• [WHAT TO WORK ON]: Output all of the entries exactly as written.

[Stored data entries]
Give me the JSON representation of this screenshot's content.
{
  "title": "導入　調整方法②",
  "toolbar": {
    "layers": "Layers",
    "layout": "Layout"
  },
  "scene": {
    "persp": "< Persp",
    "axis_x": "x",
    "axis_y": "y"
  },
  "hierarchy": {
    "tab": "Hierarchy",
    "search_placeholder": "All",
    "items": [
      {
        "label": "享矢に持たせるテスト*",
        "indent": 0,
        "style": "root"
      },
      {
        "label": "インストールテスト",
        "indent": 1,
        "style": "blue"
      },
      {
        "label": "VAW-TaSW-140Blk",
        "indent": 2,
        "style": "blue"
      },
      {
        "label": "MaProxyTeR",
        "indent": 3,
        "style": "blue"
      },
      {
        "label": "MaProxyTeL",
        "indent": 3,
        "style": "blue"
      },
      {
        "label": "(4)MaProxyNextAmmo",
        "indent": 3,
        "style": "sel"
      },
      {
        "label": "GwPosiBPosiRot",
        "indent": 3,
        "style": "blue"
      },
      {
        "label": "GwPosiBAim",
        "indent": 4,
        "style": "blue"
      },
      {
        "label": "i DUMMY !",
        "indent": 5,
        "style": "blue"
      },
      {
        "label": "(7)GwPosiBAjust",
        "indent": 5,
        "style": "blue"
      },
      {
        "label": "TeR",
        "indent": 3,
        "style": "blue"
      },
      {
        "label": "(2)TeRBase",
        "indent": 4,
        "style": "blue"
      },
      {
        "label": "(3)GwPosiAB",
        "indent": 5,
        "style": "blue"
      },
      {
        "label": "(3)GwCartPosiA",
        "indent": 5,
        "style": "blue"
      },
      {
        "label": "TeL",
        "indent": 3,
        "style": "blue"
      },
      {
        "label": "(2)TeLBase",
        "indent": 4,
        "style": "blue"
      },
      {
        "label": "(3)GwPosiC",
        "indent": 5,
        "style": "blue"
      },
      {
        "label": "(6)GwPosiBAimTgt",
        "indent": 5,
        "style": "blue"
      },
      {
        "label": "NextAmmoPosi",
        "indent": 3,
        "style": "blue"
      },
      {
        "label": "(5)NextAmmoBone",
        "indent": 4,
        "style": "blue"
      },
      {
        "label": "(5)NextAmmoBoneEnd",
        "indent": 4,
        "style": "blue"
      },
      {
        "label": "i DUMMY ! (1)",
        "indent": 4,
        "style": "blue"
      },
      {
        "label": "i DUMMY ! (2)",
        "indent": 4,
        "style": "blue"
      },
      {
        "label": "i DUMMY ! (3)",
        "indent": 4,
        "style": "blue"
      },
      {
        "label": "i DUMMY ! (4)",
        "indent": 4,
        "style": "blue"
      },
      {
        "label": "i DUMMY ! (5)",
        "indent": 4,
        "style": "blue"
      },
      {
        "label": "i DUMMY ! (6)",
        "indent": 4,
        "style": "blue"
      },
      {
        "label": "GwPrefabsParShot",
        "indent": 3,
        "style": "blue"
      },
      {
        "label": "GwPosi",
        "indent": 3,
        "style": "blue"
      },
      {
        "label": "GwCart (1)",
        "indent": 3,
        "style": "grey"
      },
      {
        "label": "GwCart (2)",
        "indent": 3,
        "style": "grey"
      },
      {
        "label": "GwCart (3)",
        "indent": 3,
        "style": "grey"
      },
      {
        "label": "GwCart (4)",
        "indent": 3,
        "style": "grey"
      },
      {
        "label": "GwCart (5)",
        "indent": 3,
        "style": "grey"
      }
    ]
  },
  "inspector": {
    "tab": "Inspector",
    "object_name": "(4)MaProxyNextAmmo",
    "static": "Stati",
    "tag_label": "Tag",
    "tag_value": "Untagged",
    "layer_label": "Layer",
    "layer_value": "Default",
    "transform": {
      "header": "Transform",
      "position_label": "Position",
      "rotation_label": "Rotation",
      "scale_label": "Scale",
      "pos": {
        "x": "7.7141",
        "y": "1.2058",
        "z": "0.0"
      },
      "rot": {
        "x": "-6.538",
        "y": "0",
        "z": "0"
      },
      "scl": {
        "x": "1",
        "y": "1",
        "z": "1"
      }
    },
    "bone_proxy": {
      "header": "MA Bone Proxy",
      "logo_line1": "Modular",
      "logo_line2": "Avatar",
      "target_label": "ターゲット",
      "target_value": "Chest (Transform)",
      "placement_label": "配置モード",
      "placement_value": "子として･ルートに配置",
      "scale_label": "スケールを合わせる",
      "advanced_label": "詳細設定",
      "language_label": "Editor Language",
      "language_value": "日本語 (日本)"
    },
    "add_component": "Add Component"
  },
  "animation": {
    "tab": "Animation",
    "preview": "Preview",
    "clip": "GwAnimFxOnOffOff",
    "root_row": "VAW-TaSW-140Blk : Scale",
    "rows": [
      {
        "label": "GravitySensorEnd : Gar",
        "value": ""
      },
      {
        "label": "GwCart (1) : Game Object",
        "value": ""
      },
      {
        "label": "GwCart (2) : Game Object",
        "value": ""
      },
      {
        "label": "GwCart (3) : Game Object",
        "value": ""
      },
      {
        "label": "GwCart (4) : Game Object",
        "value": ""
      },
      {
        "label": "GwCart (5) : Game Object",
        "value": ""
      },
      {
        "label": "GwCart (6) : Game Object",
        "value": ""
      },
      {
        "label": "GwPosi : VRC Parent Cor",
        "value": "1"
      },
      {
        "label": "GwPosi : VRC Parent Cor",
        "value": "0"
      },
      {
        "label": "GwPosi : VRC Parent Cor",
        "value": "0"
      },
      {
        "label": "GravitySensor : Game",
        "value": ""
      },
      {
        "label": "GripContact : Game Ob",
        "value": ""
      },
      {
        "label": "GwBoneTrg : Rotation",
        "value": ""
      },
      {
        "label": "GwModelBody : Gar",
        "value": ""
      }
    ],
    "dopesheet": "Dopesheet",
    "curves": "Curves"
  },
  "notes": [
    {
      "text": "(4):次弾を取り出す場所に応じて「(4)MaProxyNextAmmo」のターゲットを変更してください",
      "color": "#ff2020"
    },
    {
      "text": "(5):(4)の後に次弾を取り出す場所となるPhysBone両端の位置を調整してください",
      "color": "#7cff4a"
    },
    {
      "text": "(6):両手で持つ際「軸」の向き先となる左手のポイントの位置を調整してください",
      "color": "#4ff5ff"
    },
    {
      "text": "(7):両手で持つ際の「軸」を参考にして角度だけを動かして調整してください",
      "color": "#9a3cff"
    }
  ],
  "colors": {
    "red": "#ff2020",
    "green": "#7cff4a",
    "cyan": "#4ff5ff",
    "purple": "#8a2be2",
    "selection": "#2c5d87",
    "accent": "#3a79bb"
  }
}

• [FINISHED ANSWER]:
Give me the JSON representation of this screenshot's content.
{
  "title": "導入　調整方法②",
  "toolbar": {
    "layers": "Layers",
    "layout": "Layout"
  },
  "scene": {
    "persp": "< Persp",
    "axis_x": "x",
    "axis_y": "y"
  },
  "hierarchy": {
    "tab": "Hierarchy",
    "search_placeholder": "All",
    "items": [
      {
        "label": "享矢に持たせるテスト*",
        "indent": 0,
        "style": "root"
      },
      {
        "label": "インストールテスト",
        "indent": 1,
        "style": "blue"
      },
      {
        "label": "VAW-TaSW-140Blk",
        "indent": 2,
        "style": "blue"
      },
      {
        "label": "MaProxyTeR",
        "indent": 3,
        "style": "blue"
      },
      {
        "label": "MaProxyTeL",
        "indent": 3,
        "style": "blue"
      },
      {
        "label": "(4)MaProxyNextAmmo",
        "indent": 3,
        "style": "sel"
      },
      {
        "label": "GwPosiBPosiRot",
        "indent": 3,
        "style": "blue"
      },
      {
        "label": "GwPosiBAim",
        "indent": 4,
        "style": "blue"
      },
      {
        "label": "i DUMMY !",
        "indent": 5,
        "style": "blue"
      },
      {
        "label": "(7)GwPosiBAjust",
        "indent": 5,
        "style": "blue"
      },
      {
        "label": "TeR",
        "indent": 3,
        "style": "blue"
      },
      {
        "label": "(2)TeRBase",
        "indent": 4,
        "style": "blue"
      },
      {
        "label": "(3)GwPosiAB",
        "indent": 5,
        "style": "blue"
      },
      {
        "label": "(3)GwCartPosiA",
        "indent": 5,
        "style": "blue"
      },
      {
        "label": "TeL",
        "indent": 3,
        "style": "blue"
      },
      {
        "label": "(2)TeLBase",
        "indent": 4,
        "style": "blue"
      },
      {
        "label": "(3)GwPosiC",
        "indent": 5,
        "style": "blue"
      },
      {
        "label": "(6)GwPosiBAimTgt",
        "indent": 5,
        "style": "blue"
      },
      {
        "label": "NextAmmoPosi",
        "indent": 3,
        "style": "blue"
      },
      {
        "label": "(5)NextAmmoBone",
        "indent": 4,
        "style": "blue"
      },
      {
        "label": "(5)NextAmmoBoneEnd",
        "indent": 4,
        "style": "blue"
      },
      {
        "label": "i DUMMY ! (1)",
        "indent": 4,
        "style": "blue"
      },
      {
        "label": "i DUMMY ! (2)",
        "indent": 4,
        "style": "blue"
      },
      {
        "label": "i DUMMY ! (3)",
        "indent": 4,
        "style": "blue"
      },
      {
        "label": "i DUMMY ! (4)",
        "indent": 4,
        "style": "blue"
      },
      {
        "label": "i DUMMY ! (5)",
        "indent": 4,
        "style": "blue"
      },
      {
        "label": "i DUMMY ! (6)",
        "indent": 4,
        "style": "blue"
      },
      {
        "label": "GwPrefabsParShot",
        "indent": 3,
        "style": "blue"
      },
      {
        "label": "GwPosi",
        "indent": 3,
        "style": "blue"
      },
      {
        "label": "GwCart (1)",
        "indent": 3,
        "style": "grey"
      },
      {
        "label": "GwCart (2)",
        "indent": 3,
        "style": "grey"
      },
      {
        "label": "GwCart (3)",
        "indent": 3,
        "style": "grey"
      },
      {
        "label": "GwCart (4)",
        "indent": 3,
        "style": "grey"
      },
      {
        "label": "GwCart (5)",
        "indent": 3,
        "style": "grey"
      }
    ]
  },
  "inspector": {
    "tab": "Inspector",
    "object_name": "(4)MaProxyNextAmmo",
    "static": "Stati",
    "tag_label": "Tag",
    "tag_value": "Untagged",
    "layer_label": "Layer",
    "layer_value": "Default",
    "transform": {
      "header": "Transform",
      "position_label": "Position",
      "rotation_label": "Rotation",
      "scale_label": "Scale",
      "pos": {
        "x": "7.7141",
        "y": "1.2058",
        "z": "0.0"
      },
      "rot": {
        "x": "-6.538",
        "y": "0",
        "z": "0"
      },
      "scl": {
        "x": "1",
        "y": "1",
        "z": "1"
      }
    },
    "bone_proxy": {
      "header": "MA Bone Proxy",
      "logo_line1": "Modular",
      "logo_line2": "Avatar",
      "target_label": "ターゲット",
      "target_value": "Chest (Transform)",
      "placement_label": "配置モード",
      "placement_value": "子として･ルートに配置",
      "scale_label": "スケールを合わせる",
      "advanced_label": "詳細設定",
      "language_label": "Editor Language",
      "language_value": "日本語 (日本)"
    },
    "add_component": "Add Component"
  },
  "animation": {
    "tab": "Animation",
    "preview": "Preview",
    "clip": "GwAnimFxOnOffOff",
    "root_row": "VAW-TaSW-140Blk : Scale",
    "rows": [
      {
        "label": "GravitySensorEnd : Gar",
        "value": ""
      },
      {
        "label": "GwCart (1) : Game Object",
        "value": ""
      },
      {
        "label": "GwCart (2) : Game Object",
        "value": ""
      },
      {
        "label": "GwCart (3) : Game Object",
        "value": ""
      },
      {
        "label": "GwCart (4) : Game Object",
        "value": ""
      },
      {
        "label": "GwCart (5) : Game Object",
        "value": ""
      },
      {
        "label": "GwCart (6) : Game Object",
        "value": ""
      },
      {
        "label": "GwPosi : VRC Parent Cor",
        "value": "1"
      },
      {
        "label": "GwPosi : VRC Parent Cor",
        "value": "0"
      },
      {
        "label": "GwPosi : VRC Parent Cor",
        "value": "0"
      },
      {
        "label": "GravitySensor : Game",
        "value": ""
      },
      {
        "label": "GripContact : Game Ob",
        "value": ""
      },
      {
        "label": "GwBoneTrg : Rotation",
        "value": ""
      },
      {
        "label": "GwModelBody : Gar",
        "value": ""
      }
    ],
    "dopesheet": "Dopesheet",
    "curves": "Curves"
  },
  "notes": [
    {
      "text": "(4):次弾を取り出す場所に応じて「(4)MaProxyNextAmmo」のターゲットを変更してください",
      "color": "#ff2020"
    },
    {
      "text": "(5):(4)の後に次弾を取り出す場所となるPhysBone両端の位置を調整してください",
      "color": "#7cff4a"
    },
    {
      "text": "(6):両手で持つ際「軸」の向き先となる左手のポイントの位置を調整してください",
      "color": "#4ff5ff"
    },
    {
      "text": "(7):両手で持つ際の「軸」を参考にして角度だけを動かして調整してください",
      "color": "#9a3cff"
    }
  ],
  "colors": {
    "red": "#ff2020",
    "green": "#7cff4a",
    "cyan": "#4ff5ff",
    "purple": "#8a2be2",
    "selection": "#2c5d87",
    "accent": "#3a79bb"
  }
}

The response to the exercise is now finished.